# [Texte de l'exercice]
┌──
Oséo s’oriente vers l’après-crise à partir de 2011
Très mobilisée depuis la faillite de Lehman Brothers autour du soutien aux PME et ETI françaises, Oséo, qui vient de se transformer en société anonyme, veut passer à l’étape suivante. Son président François Drouin a d’abord dressé hier un bilan positif de l’exercice 2010. L’entreprise publique, qui n’intervient jamais seule, a soutenu 80.000 entreprises.
Celles-ci ont obtenu, grâce à son intervention, 29 milliards d’euros d’apports (+16%). Sur ce total, 1,9 milliard proviennent de financements de l’innovation (subventions, avances remboursables…), 9,2 milliards (+9%) ont soutenu l’investissement des entreprises, sous la forme de garanties de prêts bancaires et de cofinancements, et 9 milliards (+80%) sont des financements mis en place aux côtés de banques et de fonds d’investissement. Cette catégorie comprend 2,4 milliards d’euros de contrats de développement participatif (CDP) – prêts de type mezzanine.
Concernant la conjoncture économique, François Drouin s’est voulu rassurant. «La reprise est là, note le dirigeant. Le chiffre d’affaires des sociétés que nous couvrons a progressé en moyenne de 3,6% en 2010, alors qu’elles anticipaient une croissance de 1%. Leur trésorerie a retrouvé ses niveaux précédant la crise et les perspectives de recrutement s’accélèrent». L’année dernière, le montant des sinistres s’est avéré inférieur aux prévisions, à 197 millions d’euros en cumulé.
└──
# [Entrées répertoriées]
┌──
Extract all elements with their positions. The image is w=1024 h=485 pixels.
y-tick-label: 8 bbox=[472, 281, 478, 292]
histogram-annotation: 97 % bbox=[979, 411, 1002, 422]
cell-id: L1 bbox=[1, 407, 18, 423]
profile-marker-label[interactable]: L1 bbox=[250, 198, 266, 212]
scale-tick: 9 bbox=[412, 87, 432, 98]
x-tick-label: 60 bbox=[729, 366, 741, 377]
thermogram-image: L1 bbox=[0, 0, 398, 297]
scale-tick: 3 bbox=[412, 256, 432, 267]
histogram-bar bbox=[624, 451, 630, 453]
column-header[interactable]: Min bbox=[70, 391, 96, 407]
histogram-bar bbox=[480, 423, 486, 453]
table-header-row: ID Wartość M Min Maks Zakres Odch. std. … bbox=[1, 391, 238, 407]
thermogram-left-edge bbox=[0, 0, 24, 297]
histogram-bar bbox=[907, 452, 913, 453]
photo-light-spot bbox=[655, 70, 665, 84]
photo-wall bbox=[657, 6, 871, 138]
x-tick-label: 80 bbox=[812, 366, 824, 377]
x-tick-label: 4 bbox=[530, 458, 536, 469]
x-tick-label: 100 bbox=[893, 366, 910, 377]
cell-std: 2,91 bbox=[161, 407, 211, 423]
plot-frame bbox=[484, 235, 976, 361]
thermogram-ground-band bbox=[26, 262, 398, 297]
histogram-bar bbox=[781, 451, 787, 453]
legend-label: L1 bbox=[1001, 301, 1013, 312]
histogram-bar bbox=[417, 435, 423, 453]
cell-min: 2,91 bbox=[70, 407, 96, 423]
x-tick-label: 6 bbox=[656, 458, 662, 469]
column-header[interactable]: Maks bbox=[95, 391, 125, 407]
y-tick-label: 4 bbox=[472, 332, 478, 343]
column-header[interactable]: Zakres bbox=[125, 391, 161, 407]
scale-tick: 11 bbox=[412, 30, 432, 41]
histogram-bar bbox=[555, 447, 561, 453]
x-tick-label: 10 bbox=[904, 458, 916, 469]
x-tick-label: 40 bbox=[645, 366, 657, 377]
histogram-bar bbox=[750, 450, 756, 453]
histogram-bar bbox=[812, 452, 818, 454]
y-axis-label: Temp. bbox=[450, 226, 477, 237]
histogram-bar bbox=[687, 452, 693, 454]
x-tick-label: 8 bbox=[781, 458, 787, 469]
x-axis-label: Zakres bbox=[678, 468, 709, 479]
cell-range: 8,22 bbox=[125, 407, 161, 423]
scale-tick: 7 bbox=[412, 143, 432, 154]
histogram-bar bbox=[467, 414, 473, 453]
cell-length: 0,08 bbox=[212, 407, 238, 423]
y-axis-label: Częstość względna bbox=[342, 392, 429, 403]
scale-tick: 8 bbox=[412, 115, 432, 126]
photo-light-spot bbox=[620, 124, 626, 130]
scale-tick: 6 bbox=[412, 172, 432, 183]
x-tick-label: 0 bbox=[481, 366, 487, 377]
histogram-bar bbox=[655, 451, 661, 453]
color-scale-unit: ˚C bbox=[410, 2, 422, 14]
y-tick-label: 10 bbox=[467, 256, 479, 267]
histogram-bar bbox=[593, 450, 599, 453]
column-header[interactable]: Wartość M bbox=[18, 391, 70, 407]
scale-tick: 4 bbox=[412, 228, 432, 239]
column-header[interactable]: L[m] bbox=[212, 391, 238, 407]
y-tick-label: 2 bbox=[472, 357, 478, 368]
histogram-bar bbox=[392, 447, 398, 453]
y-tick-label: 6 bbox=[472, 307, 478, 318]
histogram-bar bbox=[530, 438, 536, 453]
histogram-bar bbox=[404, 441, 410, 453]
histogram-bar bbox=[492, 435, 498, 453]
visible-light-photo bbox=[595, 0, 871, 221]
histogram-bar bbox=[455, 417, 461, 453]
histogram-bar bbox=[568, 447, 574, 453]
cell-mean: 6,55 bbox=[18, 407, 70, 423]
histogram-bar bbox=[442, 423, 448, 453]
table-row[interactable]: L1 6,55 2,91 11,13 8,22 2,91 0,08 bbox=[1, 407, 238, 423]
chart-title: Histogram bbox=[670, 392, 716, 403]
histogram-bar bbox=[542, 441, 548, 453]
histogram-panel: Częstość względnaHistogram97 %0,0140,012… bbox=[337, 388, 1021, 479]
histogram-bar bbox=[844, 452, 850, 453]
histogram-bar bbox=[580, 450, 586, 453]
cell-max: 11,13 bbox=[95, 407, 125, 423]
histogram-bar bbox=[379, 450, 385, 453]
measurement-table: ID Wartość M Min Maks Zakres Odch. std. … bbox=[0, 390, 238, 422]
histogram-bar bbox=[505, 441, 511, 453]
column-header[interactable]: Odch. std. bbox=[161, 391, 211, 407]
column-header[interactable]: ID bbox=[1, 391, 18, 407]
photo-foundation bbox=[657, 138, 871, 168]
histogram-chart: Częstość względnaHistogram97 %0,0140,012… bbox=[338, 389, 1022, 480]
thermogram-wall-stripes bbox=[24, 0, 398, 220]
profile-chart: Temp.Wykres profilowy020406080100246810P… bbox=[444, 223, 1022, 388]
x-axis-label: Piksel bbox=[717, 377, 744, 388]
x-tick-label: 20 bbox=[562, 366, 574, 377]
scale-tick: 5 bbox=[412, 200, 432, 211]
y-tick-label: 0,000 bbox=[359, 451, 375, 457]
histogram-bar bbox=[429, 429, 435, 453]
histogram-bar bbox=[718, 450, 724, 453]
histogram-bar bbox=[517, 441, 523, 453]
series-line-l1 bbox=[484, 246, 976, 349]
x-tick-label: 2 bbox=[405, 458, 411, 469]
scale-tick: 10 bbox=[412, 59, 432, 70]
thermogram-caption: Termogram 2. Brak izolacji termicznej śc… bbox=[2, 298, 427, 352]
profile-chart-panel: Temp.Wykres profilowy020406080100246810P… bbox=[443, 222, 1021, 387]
└──
# [Activité]
Poursuivez le texte sur Oséo à partir de sa dernière phrase.

# [Résultat produit]
Cette embellie se traduira notamment par l’arrêt des garanties de prêts de trésorerie: ces dernières, mises en place dans le cadre du plan de relance, avaient déjà reculé de 36% en 2010, à 2,3 milliards d’euros. Le groupe public ne consacrera plus son activité de garantie qu’à l’investissement.
En surplus de ses ressources prévues dans son budget triennal, Oséo – dont le capital a été renforcé de 438 millions d’euros en début d’année – s’est vu confier 2,5 milliards d’euros dans le cadre du programme d’investissements d’avenir, à mobiliser sur deux ans (dont un milliard en CDP). Par ailleurs, le groupe s’est notamment engagé à financer l’innovation à hauteur de 650 millions, à apporter 2,1 milliards en cofinancement aux côtés des banques pour financer 6 milliards d’euros d’investissements et à garantir 1,3 milliard d’euros de prêts.
Enfin, pointant le retard français, Oséo souhaite doubler, à 320, le nombre d’entreprises financées dans le cadre des programmes européens de R&D en 2011.